==== RECORDS FOR THE TASK ====

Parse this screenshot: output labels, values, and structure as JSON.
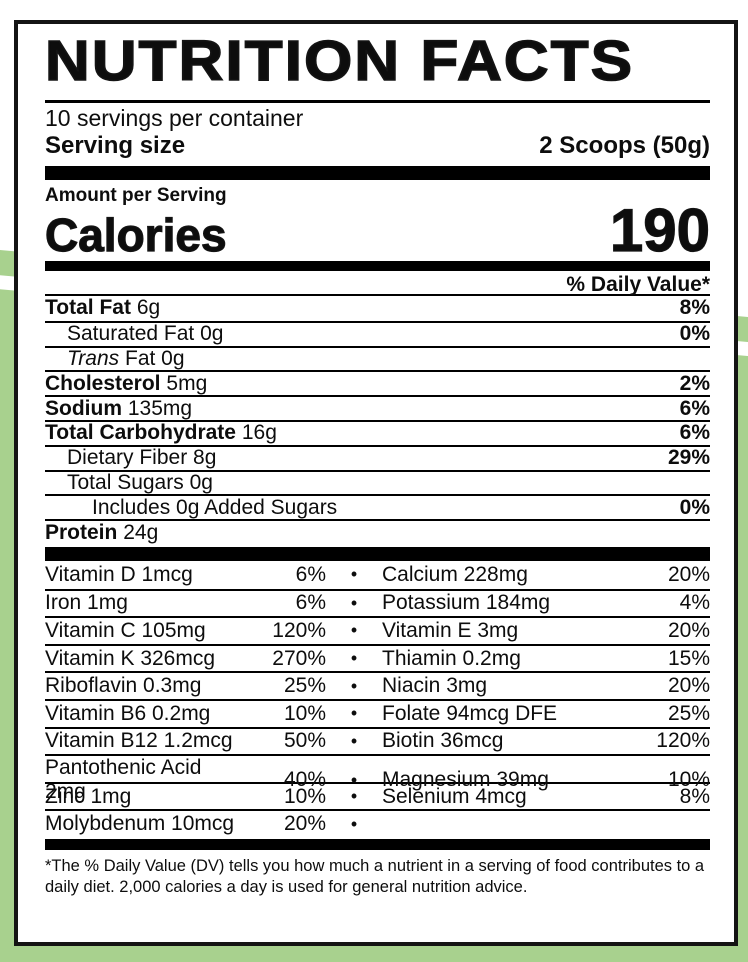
{
  "colors": {
    "background_green": "#a8d18e",
    "label_background": "#ffffff",
    "ink": "#0d0d0d"
  },
  "label": {
    "title": "NUTRITION FACTS",
    "servings_per_container": "10 servings per container",
    "serving_size": {
      "label": "Serving size",
      "value": "2 Scoops (50g)"
    },
    "amount_per_serving": "Amount per Serving",
    "calories": {
      "label": "Calories",
      "value": "190"
    },
    "daily_value_header": "% Daily Value*",
    "bullet": "•",
    "nutrients": [
      {
        "b": "Total Fat",
        "r": "6g",
        "dv": "8%"
      },
      {
        "b": "",
        "r": "Saturated Fat 0g",
        "dv": "0%"
      },
      {
        "i": "Trans",
        "r": "Fat 0g",
        "dv": ""
      },
      {
        "b": "Cholesterol",
        "r": "5mg",
        "dv": "2%"
      },
      {
        "b": "Sodium",
        "r": "135mg",
        "dv": "6%"
      },
      {
        "b": "Total Carbohydrate",
        "r": "16g",
        "dv": "6%"
      },
      {
        "b": "",
        "r": "Dietary Fiber 8g",
        "dv": "29%"
      },
      {
        "b": "",
        "r": "Total Sugars 0g",
        "dv": ""
      },
      {
        "b": "",
        "r": "Includes 0g Added Sugars",
        "dv": "0%"
      },
      {
        "b": "Protein",
        "r": "24g",
        "dv": ""
      }
    ],
    "vitamins": [
      {
        "n1": "Vitamin D 1mcg",
        "p1": "6%",
        "n2": "Calcium 228mg",
        "p2": "20%"
      },
      {
        "n1": "Iron 1mg",
        "p1": "6%",
        "n2": "Potassium 184mg",
        "p2": "4%"
      },
      {
        "n1": "Vitamin C 105mg",
        "p1": "120%",
        "n2": "Vitamin E 3mg",
        "p2": "20%"
      },
      {
        "n1": "Vitamin K 326mcg",
        "p1": "270%",
        "n2": "Thiamin 0.2mg",
        "p2": "15%"
      },
      {
        "n1": "Riboflavin 0.3mg",
        "p1": "25%",
        "n2": "Niacin 3mg",
        "p2": "20%"
      },
      {
        "n1": "Vitamin B6 0.2mg",
        "p1": "10%",
        "n2": "Folate 94mcg DFE",
        "p2": "25%"
      },
      {
        "n1": "Vitamin B12 1.2mcg",
        "p1": "50%",
        "n2": "Biotin 36mcg",
        "p2": "120%"
      },
      {
        "n1": "Pantothenic Acid 2mg",
        "p1": "40%",
        "n2": "Magnesium 39mg",
        "p2": "10%"
      },
      {
        "n1": "Zinc 1mg",
        "p1": "10%",
        "n2": "Selenium 4mcg",
        "p2": "8%"
      },
      {
        "n1": "Molybdenum 10mcg",
        "p1": "20%",
        "n2": "",
        "p2": ""
      }
    ],
    "footnote": "*The % Daily Value (DV) tells you how much a nutrient in a serving of food contributes to a daily diet. 2,000 calories a day is used for general nutrition advice."
  }
}
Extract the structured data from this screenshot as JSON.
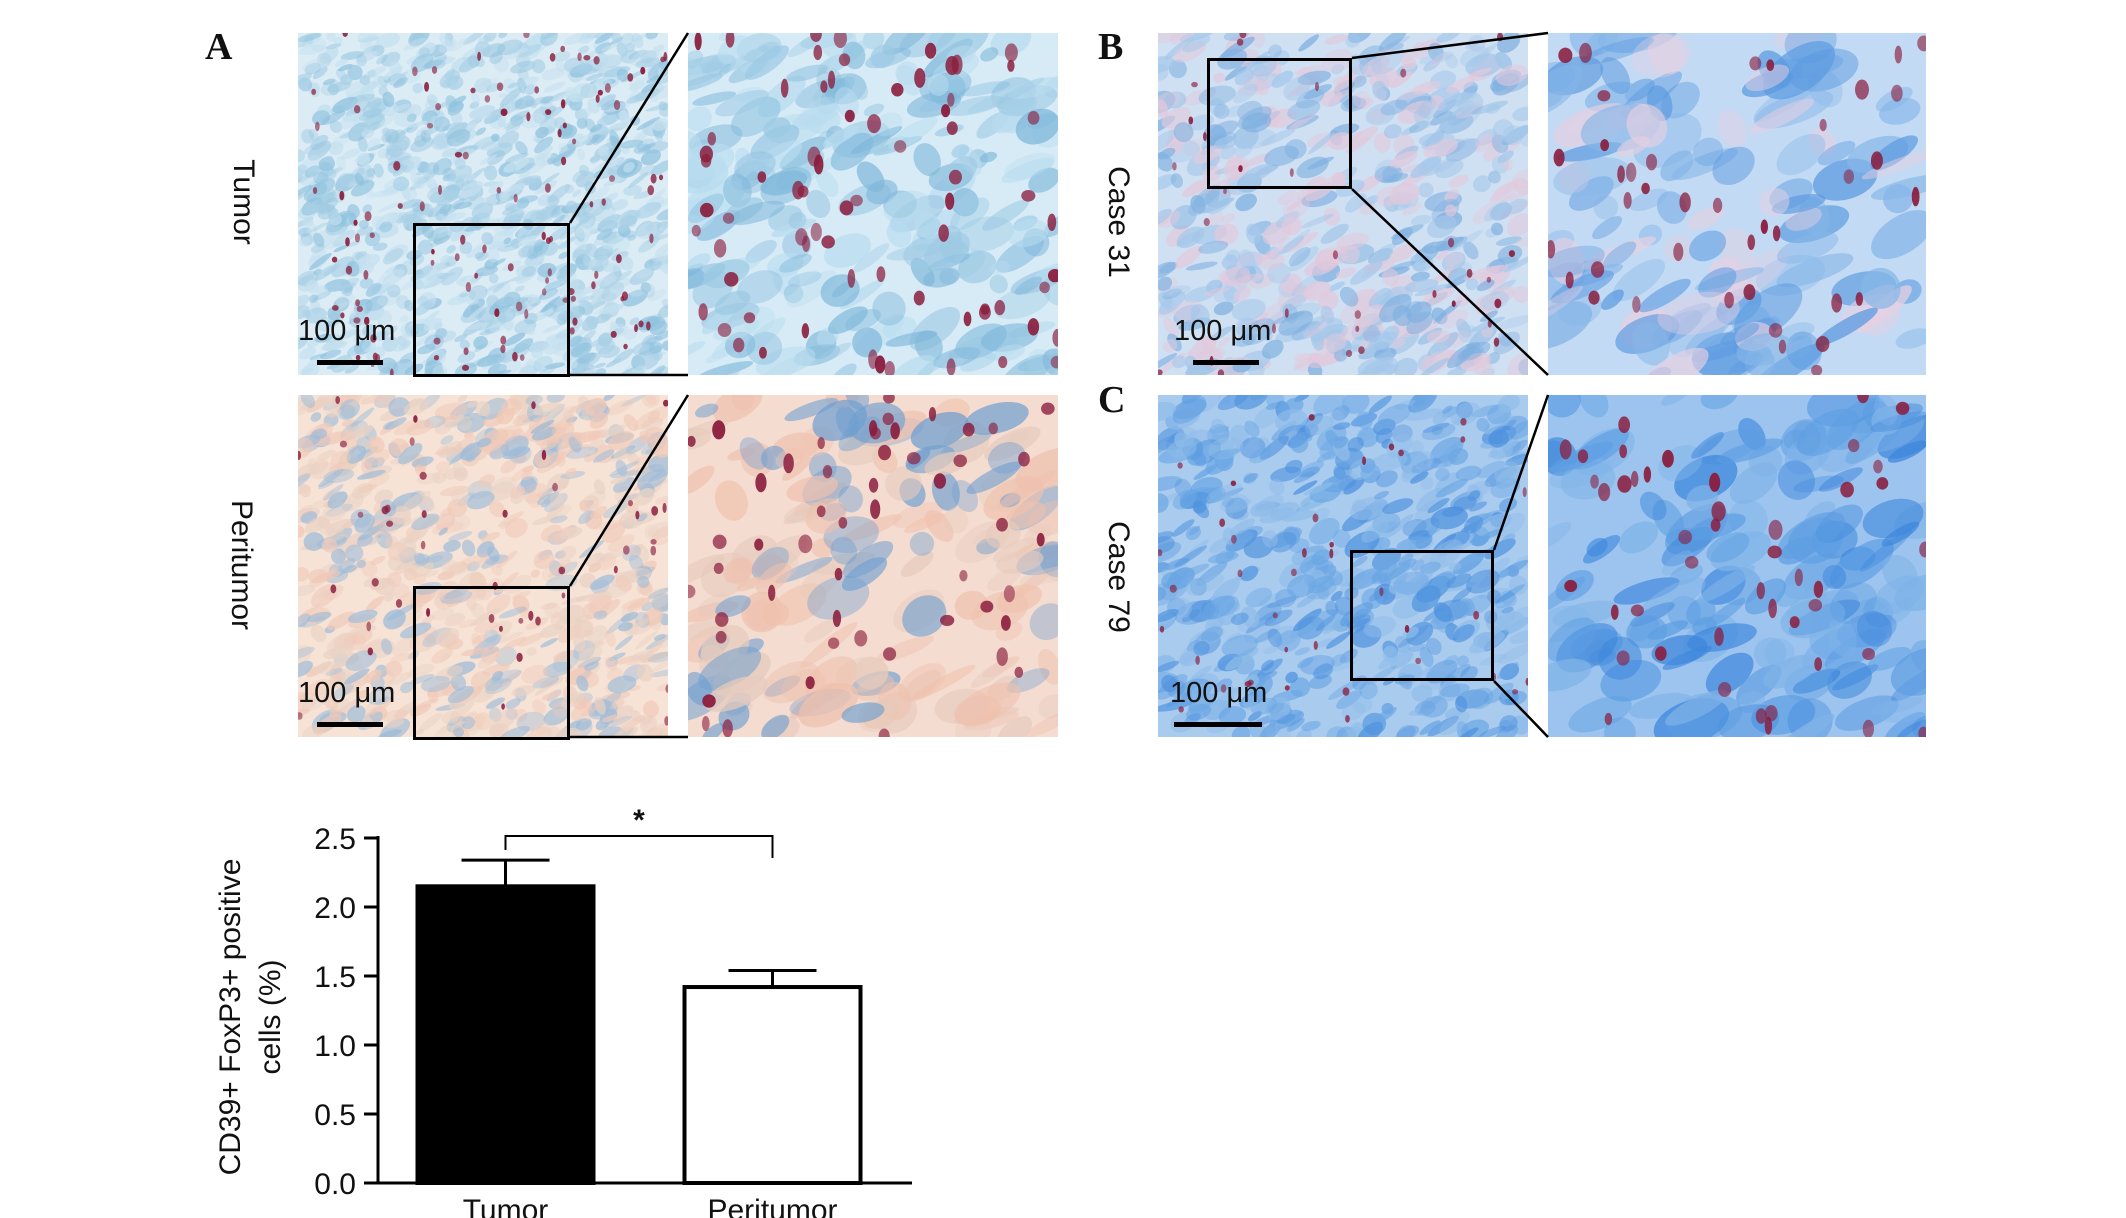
{
  "panels": {
    "A": {
      "letter": "A",
      "rows": [
        {
          "label": "Tumor",
          "scale": "100 μm",
          "tone": "blue-light"
        },
        {
          "label": "Peritumor",
          "scale": "100 μm",
          "tone": "pink"
        }
      ]
    },
    "B": {
      "letter": "B",
      "label": "Case 31",
      "scale": "100 μm",
      "tone": "blue-pink"
    },
    "C": {
      "letter": "C",
      "label": "Case 79",
      "scale": "100 μm",
      "tone": "blue-deep"
    }
  },
  "chart_data": {
    "type": "bar",
    "categories": [
      "Tumor",
      "Peritumor"
    ],
    "values": [
      2.15,
      1.42
    ],
    "errors": [
      0.19,
      0.12
    ],
    "bar_colors": [
      "#000000",
      "#ffffff"
    ],
    "ylabel_line1": "CD39+ FoxP3+ positive",
    "ylabel_line2": "cells (%)",
    "yticks": [
      "0.0",
      "0.5",
      "1.0",
      "1.5",
      "2.0",
      "2.5"
    ],
    "ylim": [
      0,
      2.5
    ],
    "significance": "*"
  },
  "colors": {
    "blue-light": "#b9d9ea",
    "pink": "#f3dccf",
    "blue-pink": "#9fc3e6",
    "blue-deep": "#5f9fe0",
    "cell": "#8a1c3c"
  }
}
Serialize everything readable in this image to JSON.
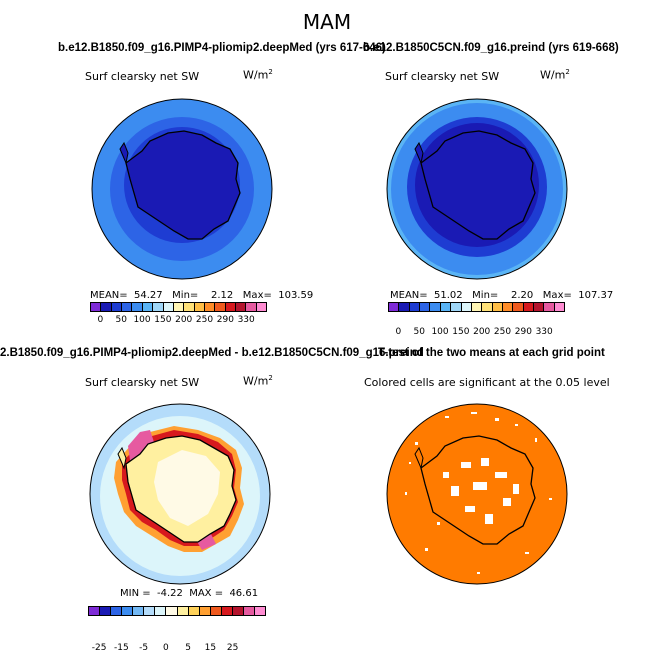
{
  "figure": {
    "title": "MAM"
  },
  "panels": {
    "p1": {
      "case_title": "b.e12.B1850.f09_g16.PIMP4-pliomip2.deepMed (yrs 617-646)",
      "variable": "Surf clearsky net SW",
      "units_base": "W/m",
      "units_exp": "2",
      "stats": "MEAN=  54.27   Min=    2.12   Max=  103.59",
      "colorbar_ticks": [
        "0",
        "50",
        "100",
        "150",
        "200",
        "250",
        "290",
        "330"
      ]
    },
    "p2": {
      "case_title": "b.e12.B1850C5CN.f09_g16.preind (yrs 619-668)",
      "variable": "Surf clearsky net SW",
      "units_base": "W/m",
      "units_exp": "2",
      "stats": "MEAN=  51.02   Min=    2.20   Max=  107.37",
      "colorbar_ticks": [
        "0",
        "50",
        "100",
        "150",
        "200",
        "250",
        "290",
        "330"
      ]
    },
    "p3": {
      "case_title": "2.B1850.f09_g16.PIMP4-pliomip2.deepMed - b.e12.B1850C5CN.f09_g16.preind",
      "variable": "Surf clearsky net SW",
      "units_base": "W/m",
      "units_exp": "2",
      "stats": "MIN =  -4.22  MAX =  46.61",
      "colorbar_ticks": [
        "-25",
        "-15",
        "-5",
        "0",
        "5",
        "15",
        "25"
      ]
    },
    "p4": {
      "case_title": "T-test of the two means at each grid point",
      "subtitle": "Colored cells are significant at the 0.05 level"
    }
  },
  "colors": {
    "abs_scale": [
      "#7e2bd6",
      "#1a1ab4",
      "#1e3cd2",
      "#2d64e6",
      "#3c8cf0",
      "#5ab4f5",
      "#9fd6f7",
      "#dcf5fa",
      "#fff5b4",
      "#ffe178",
      "#ffbe46",
      "#ff8c28",
      "#f05a1e",
      "#d7191e",
      "#b4142d",
      "#e65aa0",
      "#ff8cd2"
    ],
    "diff_scale": [
      "#7e2bd6",
      "#1a1ab4",
      "#2d64e6",
      "#3c8cf0",
      "#73b9f5",
      "#b4dcfa",
      "#dcf5fa",
      "#fffae6",
      "#fff0a0",
      "#ffd25a",
      "#ffa032",
      "#f05a1e",
      "#d7191e",
      "#b4142d",
      "#e65aa0",
      "#ff8cd2"
    ],
    "ttest_fill": "#ff7b00"
  }
}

====

Count every line of the records that holds "pink". State the number, nothing else.

4